[Task description] Report only how many lines hold the word "Uninstalling".

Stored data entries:
========================================================================

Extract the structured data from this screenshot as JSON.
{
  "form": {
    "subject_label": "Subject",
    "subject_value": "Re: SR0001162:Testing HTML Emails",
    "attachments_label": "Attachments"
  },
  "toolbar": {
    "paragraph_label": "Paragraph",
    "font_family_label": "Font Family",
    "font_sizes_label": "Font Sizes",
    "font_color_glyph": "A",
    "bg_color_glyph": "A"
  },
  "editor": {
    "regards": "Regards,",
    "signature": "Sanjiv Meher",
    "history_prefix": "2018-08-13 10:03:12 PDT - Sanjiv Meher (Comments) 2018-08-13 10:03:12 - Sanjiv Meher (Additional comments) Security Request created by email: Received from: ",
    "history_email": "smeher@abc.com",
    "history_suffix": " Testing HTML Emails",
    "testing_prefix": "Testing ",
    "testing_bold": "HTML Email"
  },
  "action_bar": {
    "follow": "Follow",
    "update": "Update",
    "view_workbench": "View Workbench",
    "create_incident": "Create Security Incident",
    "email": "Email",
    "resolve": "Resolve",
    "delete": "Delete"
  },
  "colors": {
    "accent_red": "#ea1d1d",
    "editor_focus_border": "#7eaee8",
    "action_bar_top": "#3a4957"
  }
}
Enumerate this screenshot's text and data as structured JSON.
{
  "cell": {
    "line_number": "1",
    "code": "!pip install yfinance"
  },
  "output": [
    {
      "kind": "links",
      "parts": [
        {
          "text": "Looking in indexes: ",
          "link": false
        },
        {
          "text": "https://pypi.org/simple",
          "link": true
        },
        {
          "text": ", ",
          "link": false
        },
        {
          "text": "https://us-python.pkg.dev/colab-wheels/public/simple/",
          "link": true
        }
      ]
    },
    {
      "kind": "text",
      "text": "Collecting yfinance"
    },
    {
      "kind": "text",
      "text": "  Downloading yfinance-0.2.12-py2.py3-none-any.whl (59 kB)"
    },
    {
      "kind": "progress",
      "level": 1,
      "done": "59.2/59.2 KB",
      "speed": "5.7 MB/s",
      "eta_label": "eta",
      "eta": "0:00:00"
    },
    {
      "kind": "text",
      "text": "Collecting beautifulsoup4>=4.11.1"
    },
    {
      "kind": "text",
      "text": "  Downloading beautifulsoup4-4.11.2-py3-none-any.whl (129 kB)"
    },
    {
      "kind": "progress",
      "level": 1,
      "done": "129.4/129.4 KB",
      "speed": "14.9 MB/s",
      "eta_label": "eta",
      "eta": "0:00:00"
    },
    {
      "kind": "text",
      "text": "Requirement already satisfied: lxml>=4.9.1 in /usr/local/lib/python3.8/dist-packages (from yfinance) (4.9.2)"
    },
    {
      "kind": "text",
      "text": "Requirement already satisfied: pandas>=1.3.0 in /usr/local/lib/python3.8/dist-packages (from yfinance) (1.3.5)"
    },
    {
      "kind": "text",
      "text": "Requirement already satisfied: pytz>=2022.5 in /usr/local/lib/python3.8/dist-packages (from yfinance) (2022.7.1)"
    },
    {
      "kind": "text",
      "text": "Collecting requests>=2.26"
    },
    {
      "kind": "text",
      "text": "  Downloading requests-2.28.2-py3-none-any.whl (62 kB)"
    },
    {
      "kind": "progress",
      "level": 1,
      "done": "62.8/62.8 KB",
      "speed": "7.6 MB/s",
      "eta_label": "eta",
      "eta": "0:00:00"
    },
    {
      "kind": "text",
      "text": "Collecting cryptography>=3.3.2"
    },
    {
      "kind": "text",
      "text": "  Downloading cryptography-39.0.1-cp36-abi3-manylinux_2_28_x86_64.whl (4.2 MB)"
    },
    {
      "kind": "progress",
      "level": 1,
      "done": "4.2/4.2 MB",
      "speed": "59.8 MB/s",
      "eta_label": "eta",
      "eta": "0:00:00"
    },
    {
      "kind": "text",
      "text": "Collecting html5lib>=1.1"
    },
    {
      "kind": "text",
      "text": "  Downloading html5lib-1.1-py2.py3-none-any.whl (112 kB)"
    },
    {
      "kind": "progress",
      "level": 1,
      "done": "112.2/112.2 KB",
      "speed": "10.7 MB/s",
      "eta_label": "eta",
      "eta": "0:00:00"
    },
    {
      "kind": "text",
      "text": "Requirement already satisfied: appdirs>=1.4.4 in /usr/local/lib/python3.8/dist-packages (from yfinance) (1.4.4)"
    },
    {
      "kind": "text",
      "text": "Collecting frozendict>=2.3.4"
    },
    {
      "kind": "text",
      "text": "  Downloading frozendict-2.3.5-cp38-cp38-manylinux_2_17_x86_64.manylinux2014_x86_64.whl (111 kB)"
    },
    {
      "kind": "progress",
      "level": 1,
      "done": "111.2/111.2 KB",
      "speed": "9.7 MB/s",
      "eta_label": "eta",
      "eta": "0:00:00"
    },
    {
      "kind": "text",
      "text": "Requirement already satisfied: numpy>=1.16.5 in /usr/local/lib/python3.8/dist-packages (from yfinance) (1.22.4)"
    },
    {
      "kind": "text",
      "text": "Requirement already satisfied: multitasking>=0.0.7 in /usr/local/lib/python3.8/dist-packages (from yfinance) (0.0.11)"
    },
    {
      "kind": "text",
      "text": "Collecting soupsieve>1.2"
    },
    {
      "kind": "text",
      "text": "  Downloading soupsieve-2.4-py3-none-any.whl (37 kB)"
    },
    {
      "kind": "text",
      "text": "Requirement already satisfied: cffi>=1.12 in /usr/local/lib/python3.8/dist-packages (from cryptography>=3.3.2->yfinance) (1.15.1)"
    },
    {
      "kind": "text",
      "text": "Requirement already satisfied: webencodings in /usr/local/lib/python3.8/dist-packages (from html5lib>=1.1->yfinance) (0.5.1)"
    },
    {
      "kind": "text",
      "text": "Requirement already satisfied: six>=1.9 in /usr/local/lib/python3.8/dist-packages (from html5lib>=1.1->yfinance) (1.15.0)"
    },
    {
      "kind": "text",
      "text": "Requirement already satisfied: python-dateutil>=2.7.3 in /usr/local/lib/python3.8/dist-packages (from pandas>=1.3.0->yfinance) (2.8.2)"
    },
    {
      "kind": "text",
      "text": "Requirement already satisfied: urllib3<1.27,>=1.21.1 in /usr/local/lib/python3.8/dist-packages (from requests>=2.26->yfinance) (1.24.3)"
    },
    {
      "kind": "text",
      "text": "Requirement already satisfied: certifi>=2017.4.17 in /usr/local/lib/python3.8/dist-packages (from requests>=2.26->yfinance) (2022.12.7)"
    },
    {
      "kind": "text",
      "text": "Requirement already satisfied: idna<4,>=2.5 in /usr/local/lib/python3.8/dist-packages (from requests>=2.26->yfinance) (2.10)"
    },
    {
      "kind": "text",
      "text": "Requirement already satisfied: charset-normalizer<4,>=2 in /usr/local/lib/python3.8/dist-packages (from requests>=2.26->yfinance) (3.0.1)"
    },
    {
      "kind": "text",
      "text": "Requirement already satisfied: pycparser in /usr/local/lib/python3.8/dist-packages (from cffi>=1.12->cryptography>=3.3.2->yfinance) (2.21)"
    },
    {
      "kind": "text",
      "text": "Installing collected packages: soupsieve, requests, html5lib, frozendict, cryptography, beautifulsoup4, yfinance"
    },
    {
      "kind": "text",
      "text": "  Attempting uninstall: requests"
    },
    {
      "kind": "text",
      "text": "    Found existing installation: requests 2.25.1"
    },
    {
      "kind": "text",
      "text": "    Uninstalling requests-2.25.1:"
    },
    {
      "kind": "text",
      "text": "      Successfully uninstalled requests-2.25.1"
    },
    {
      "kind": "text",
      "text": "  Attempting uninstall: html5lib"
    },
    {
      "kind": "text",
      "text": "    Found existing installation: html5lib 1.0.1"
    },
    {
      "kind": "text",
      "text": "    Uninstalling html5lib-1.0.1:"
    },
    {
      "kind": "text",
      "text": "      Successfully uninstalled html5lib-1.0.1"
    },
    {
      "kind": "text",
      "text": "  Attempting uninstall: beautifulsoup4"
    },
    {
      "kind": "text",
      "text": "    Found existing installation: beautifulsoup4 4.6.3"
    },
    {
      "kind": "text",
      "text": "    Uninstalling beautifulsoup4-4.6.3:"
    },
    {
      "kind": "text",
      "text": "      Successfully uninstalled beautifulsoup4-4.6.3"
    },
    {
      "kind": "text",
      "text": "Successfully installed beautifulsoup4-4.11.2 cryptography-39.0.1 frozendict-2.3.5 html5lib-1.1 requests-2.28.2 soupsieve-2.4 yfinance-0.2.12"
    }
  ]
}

========================================================================

[Full response] 3